EXERCISE DETAILS
Produce an exact copy of all the data below, dropping every image.

RECORDS SUPPLIED
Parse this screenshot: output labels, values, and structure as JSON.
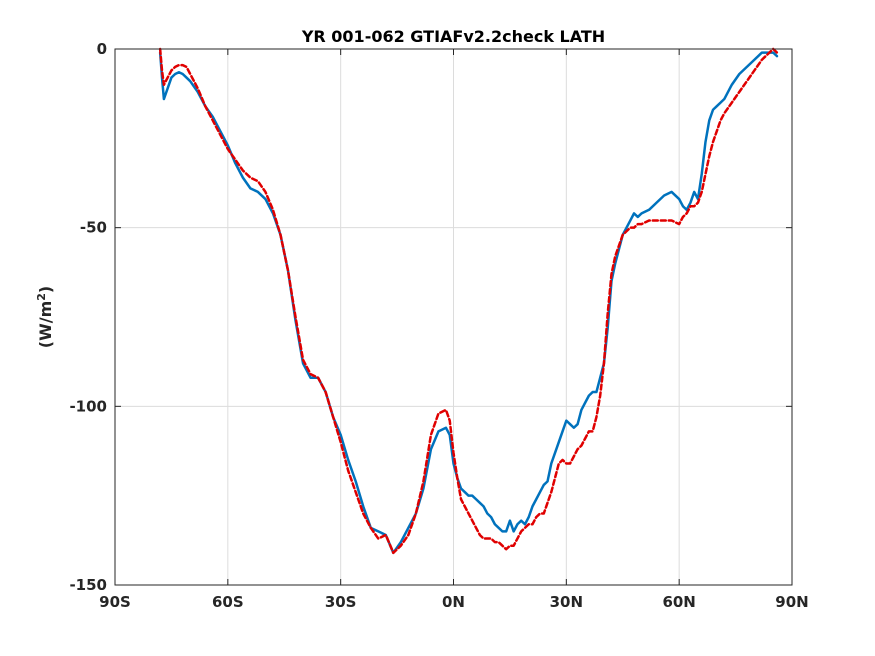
{
  "chart_data": {
    "type": "line",
    "title": "YR 001-062 GTIAFv2.2check LATH",
    "xlabel": "",
    "ylabel": "(W/m",
    "ylabel_superscript": "2",
    "ylabel_suffix": ")",
    "xlim": [
      -90,
      90
    ],
    "ylim": [
      -150,
      0
    ],
    "x_ticks": [
      -90,
      -60,
      -30,
      0,
      30,
      60,
      90
    ],
    "x_tick_labels": [
      "90S",
      "60S",
      "30S",
      "0N",
      "30N",
      "60N",
      "90N"
    ],
    "y_ticks": [
      -150,
      -100,
      -50,
      0
    ],
    "y_tick_labels": [
      "-150",
      "-100",
      "-50",
      "0"
    ],
    "grid": true,
    "legend": "none",
    "series": [
      {
        "color": "#0072BD",
        "style": "solid",
        "x": [
          -78,
          -77.5,
          -77,
          -76,
          -75,
          -74,
          -73,
          -72,
          -71,
          -70,
          -68,
          -66,
          -64,
          -62,
          -60,
          -58,
          -56,
          -54,
          -52,
          -50,
          -48,
          -46,
          -44,
          -42,
          -40,
          -38,
          -36,
          -34,
          -32,
          -30,
          -28,
          -26,
          -24,
          -22,
          -20,
          -18,
          -16,
          -14,
          -12,
          -10,
          -8,
          -6,
          -4,
          -2,
          -1,
          0,
          1,
          2,
          3,
          4,
          5,
          6,
          7,
          8,
          9,
          10,
          11,
          12,
          13,
          14,
          15,
          16,
          17,
          18,
          19,
          20,
          21,
          22,
          23,
          24,
          25,
          26,
          27,
          28,
          29,
          30,
          31,
          32,
          33,
          34,
          35,
          36,
          37,
          38,
          39,
          40,
          41,
          42,
          43,
          44,
          45,
          46,
          47,
          48,
          49,
          50,
          52,
          54,
          56,
          58,
          60,
          61,
          62,
          63,
          64,
          65,
          66,
          67,
          68,
          69,
          70,
          71,
          72,
          74,
          76,
          78,
          80,
          82,
          84,
          85,
          86
        ],
        "y": [
          -1,
          -8,
          -14,
          -11,
          -8,
          -7,
          -6.5,
          -7,
          -8,
          -9,
          -12,
          -16,
          -19,
          -23,
          -27,
          -32,
          -36,
          -39,
          -40,
          -42,
          -46,
          -52,
          -62,
          -76,
          -88,
          -92,
          -92,
          -96,
          -103,
          -108,
          -115,
          -121,
          -128,
          -134,
          -135,
          -136,
          -141,
          -138,
          -134,
          -130,
          -123,
          -112,
          -107,
          -106,
          -108,
          -116,
          -120,
          -123,
          -124,
          -125,
          -125,
          -126,
          -127,
          -128,
          -130,
          -131,
          -133,
          -134,
          -135,
          -135,
          -132,
          -135,
          -133,
          -132,
          -133,
          -131,
          -128,
          -126,
          -124,
          -122,
          -121,
          -116,
          -113,
          -110,
          -107,
          -104,
          -105,
          -106,
          -105,
          -101,
          -99,
          -97,
          -96,
          -96,
          -92,
          -88,
          -78,
          -65,
          -60,
          -56,
          -52,
          -50,
          -48,
          -46,
          -47,
          -46,
          -45,
          -43,
          -41,
          -40,
          -42,
          -44,
          -45,
          -43,
          -40,
          -42,
          -35,
          -26,
          -20,
          -17,
          -16,
          -15,
          -14,
          -10,
          -7,
          -5,
          -3,
          -1,
          -1,
          -1,
          -2
        ]
      },
      {
        "color": "#E00000",
        "style": "dashed",
        "x": [
          -78,
          -77.5,
          -77,
          -76,
          -75,
          -74,
          -73,
          -72,
          -71,
          -70,
          -68,
          -66,
          -64,
          -62,
          -60,
          -58,
          -56,
          -54,
          -52,
          -50,
          -48,
          -46,
          -44,
          -42,
          -40,
          -38,
          -36,
          -34,
          -32,
          -30,
          -28,
          -26,
          -24,
          -22,
          -20,
          -18,
          -16,
          -14,
          -12,
          -10,
          -8,
          -6,
          -4,
          -2,
          -1,
          0,
          1,
          2,
          3,
          4,
          5,
          6,
          7,
          8,
          9,
          10,
          11,
          12,
          13,
          14,
          15,
          16,
          17,
          18,
          19,
          20,
          21,
          22,
          23,
          24,
          25,
          26,
          27,
          28,
          29,
          30,
          31,
          32,
          33,
          34,
          35,
          36,
          37,
          38,
          39,
          40,
          41,
          42,
          43,
          44,
          45,
          46,
          47,
          48,
          49,
          50,
          52,
          54,
          56,
          58,
          60,
          61,
          62,
          63,
          64,
          65,
          66,
          67,
          68,
          69,
          70,
          71,
          72,
          74,
          76,
          78,
          80,
          82,
          84,
          85,
          86
        ],
        "y": [
          0,
          -6,
          -10,
          -8,
          -6,
          -5,
          -4.5,
          -4.5,
          -5,
          -7,
          -11,
          -16,
          -20,
          -24,
          -28,
          -31,
          -34,
          -36,
          -37,
          -40,
          -45,
          -52,
          -62,
          -75,
          -87,
          -91,
          -92,
          -96,
          -103,
          -110,
          -118,
          -124,
          -130,
          -134,
          -137,
          -136,
          -141,
          -139,
          -136,
          -130,
          -121,
          -108,
          -102,
          -101,
          -104,
          -113,
          -120,
          -126,
          -128,
          -130,
          -132,
          -134,
          -136,
          -137,
          -137,
          -137,
          -138,
          -138,
          -139,
          -140,
          -139,
          -139,
          -137,
          -135,
          -134,
          -133,
          -133,
          -131,
          -130,
          -130,
          -127,
          -124,
          -120,
          -116,
          -115,
          -116,
          -116,
          -114,
          -112,
          -111,
          -109,
          -107,
          -107,
          -103,
          -97,
          -88,
          -74,
          -63,
          -58,
          -55,
          -52,
          -51,
          -50,
          -50,
          -49,
          -49,
          -48,
          -48,
          -48,
          -48,
          -49,
          -47,
          -46,
          -44,
          -44,
          -43,
          -40,
          -35,
          -30,
          -26,
          -23,
          -20,
          -18,
          -15,
          -12,
          -9,
          -6,
          -3,
          -1,
          0,
          -1
        ]
      }
    ]
  }
}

SOLUTION TO THIS PROBLEM
Parse this screenshot: output labels, values, and structure as JSON.
{
  "chart_data": {
    "type": "line",
    "title": "YR 001-062 GTIAFv2.2check LATH",
    "xlabel": "",
    "ylabel": "(W/m",
    "ylabel_superscript": "2",
    "ylabel_suffix": ")",
    "xlim": [
      -90,
      90
    ],
    "ylim": [
      -150,
      0
    ],
    "x_ticks": [
      -90,
      -60,
      -30,
      0,
      30,
      60,
      90
    ],
    "x_tick_labels": [
      "90S",
      "60S",
      "30S",
      "0N",
      "30N",
      "60N",
      "90N"
    ],
    "y_ticks": [
      -150,
      -100,
      -50,
      0
    ],
    "y_tick_labels": [
      "-150",
      "-100",
      "-50",
      "0"
    ],
    "grid": true,
    "legend": "none",
    "series": [
      {
        "color": "#0072BD",
        "style": "solid",
        "x": [
          -78,
          -77.5,
          -77,
          -76,
          -75,
          -74,
          -73,
          -72,
          -71,
          -70,
          -68,
          -66,
          -64,
          -62,
          -60,
          -58,
          -56,
          -54,
          -52,
          -50,
          -48,
          -46,
          -44,
          -42,
          -40,
          -38,
          -36,
          -34,
          -32,
          -30,
          -28,
          -26,
          -24,
          -22,
          -20,
          -18,
          -16,
          -14,
          -12,
          -10,
          -8,
          -6,
          -4,
          -2,
          -1,
          0,
          1,
          2,
          3,
          4,
          5,
          6,
          7,
          8,
          9,
          10,
          11,
          12,
          13,
          14,
          15,
          16,
          17,
          18,
          19,
          20,
          21,
          22,
          23,
          24,
          25,
          26,
          27,
          28,
          29,
          30,
          31,
          32,
          33,
          34,
          35,
          36,
          37,
          38,
          39,
          40,
          41,
          42,
          43,
          44,
          45,
          46,
          47,
          48,
          49,
          50,
          52,
          54,
          56,
          58,
          60,
          61,
          62,
          63,
          64,
          65,
          66,
          67,
          68,
          69,
          70,
          71,
          72,
          74,
          76,
          78,
          80,
          82,
          84,
          85,
          86
        ],
        "y": [
          -1,
          -8,
          -14,
          -11,
          -8,
          -7,
          -6.5,
          -7,
          -8,
          -9,
          -12,
          -16,
          -19,
          -23,
          -27,
          -32,
          -36,
          -39,
          -40,
          -42,
          -46,
          -52,
          -62,
          -76,
          -88,
          -92,
          -92,
          -96,
          -103,
          -108,
          -115,
          -121,
          -128,
          -134,
          -135,
          -136,
          -141,
          -138,
          -134,
          -130,
          -123,
          -112,
          -107,
          -106,
          -108,
          -116,
          -120,
          -123,
          -124,
          -125,
          -125,
          -126,
          -127,
          -128,
          -130,
          -131,
          -133,
          -134,
          -135,
          -135,
          -132,
          -135,
          -133,
          -132,
          -133,
          -131,
          -128,
          -126,
          -124,
          -122,
          -121,
          -116,
          -113,
          -110,
          -107,
          -104,
          -105,
          -106,
          -105,
          -101,
          -99,
          -97,
          -96,
          -96,
          -92,
          -88,
          -78,
          -65,
          -60,
          -56,
          -52,
          -50,
          -48,
          -46,
          -47,
          -46,
          -45,
          -43,
          -41,
          -40,
          -42,
          -44,
          -45,
          -43,
          -40,
          -42,
          -35,
          -26,
          -20,
          -17,
          -16,
          -15,
          -14,
          -10,
          -7,
          -5,
          -3,
          -1,
          -1,
          -1,
          -2
        ]
      },
      {
        "color": "#E00000",
        "style": "dashed",
        "x": [
          -78,
          -77.5,
          -77,
          -76,
          -75,
          -74,
          -73,
          -72,
          -71,
          -70,
          -68,
          -66,
          -64,
          -62,
          -60,
          -58,
          -56,
          -54,
          -52,
          -50,
          -48,
          -46,
          -44,
          -42,
          -40,
          -38,
          -36,
          -34,
          -32,
          -30,
          -28,
          -26,
          -24,
          -22,
          -20,
          -18,
          -16,
          -14,
          -12,
          -10,
          -8,
          -6,
          -4,
          -2,
          -1,
          0,
          1,
          2,
          3,
          4,
          5,
          6,
          7,
          8,
          9,
          10,
          11,
          12,
          13,
          14,
          15,
          16,
          17,
          18,
          19,
          20,
          21,
          22,
          23,
          24,
          25,
          26,
          27,
          28,
          29,
          30,
          31,
          32,
          33,
          34,
          35,
          36,
          37,
          38,
          39,
          40,
          41,
          42,
          43,
          44,
          45,
          46,
          47,
          48,
          49,
          50,
          52,
          54,
          56,
          58,
          60,
          61,
          62,
          63,
          64,
          65,
          66,
          67,
          68,
          69,
          70,
          71,
          72,
          74,
          76,
          78,
          80,
          82,
          84,
          85,
          86
        ],
        "y": [
          0,
          -6,
          -10,
          -8,
          -6,
          -5,
          -4.5,
          -4.5,
          -5,
          -7,
          -11,
          -16,
          -20,
          -24,
          -28,
          -31,
          -34,
          -36,
          -37,
          -40,
          -45,
          -52,
          -62,
          -75,
          -87,
          -91,
          -92,
          -96,
          -103,
          -110,
          -118,
          -124,
          -130,
          -134,
          -137,
          -136,
          -141,
          -139,
          -136,
          -130,
          -121,
          -108,
          -102,
          -101,
          -104,
          -113,
          -120,
          -126,
          -128,
          -130,
          -132,
          -134,
          -136,
          -137,
          -137,
          -137,
          -138,
          -138,
          -139,
          -140,
          -139,
          -139,
          -137,
          -135,
          -134,
          -133,
          -133,
          -131,
          -130,
          -130,
          -127,
          -124,
          -120,
          -116,
          -115,
          -116,
          -116,
          -114,
          -112,
          -111,
          -109,
          -107,
          -107,
          -103,
          -97,
          -88,
          -74,
          -63,
          -58,
          -55,
          -52,
          -51,
          -50,
          -50,
          -49,
          -49,
          -48,
          -48,
          -48,
          -48,
          -49,
          -47,
          -46,
          -44,
          -44,
          -43,
          -40,
          -35,
          -30,
          -26,
          -23,
          -20,
          -18,
          -15,
          -12,
          -9,
          -6,
          -3,
          -1,
          0,
          -1
        ]
      }
    ]
  }
}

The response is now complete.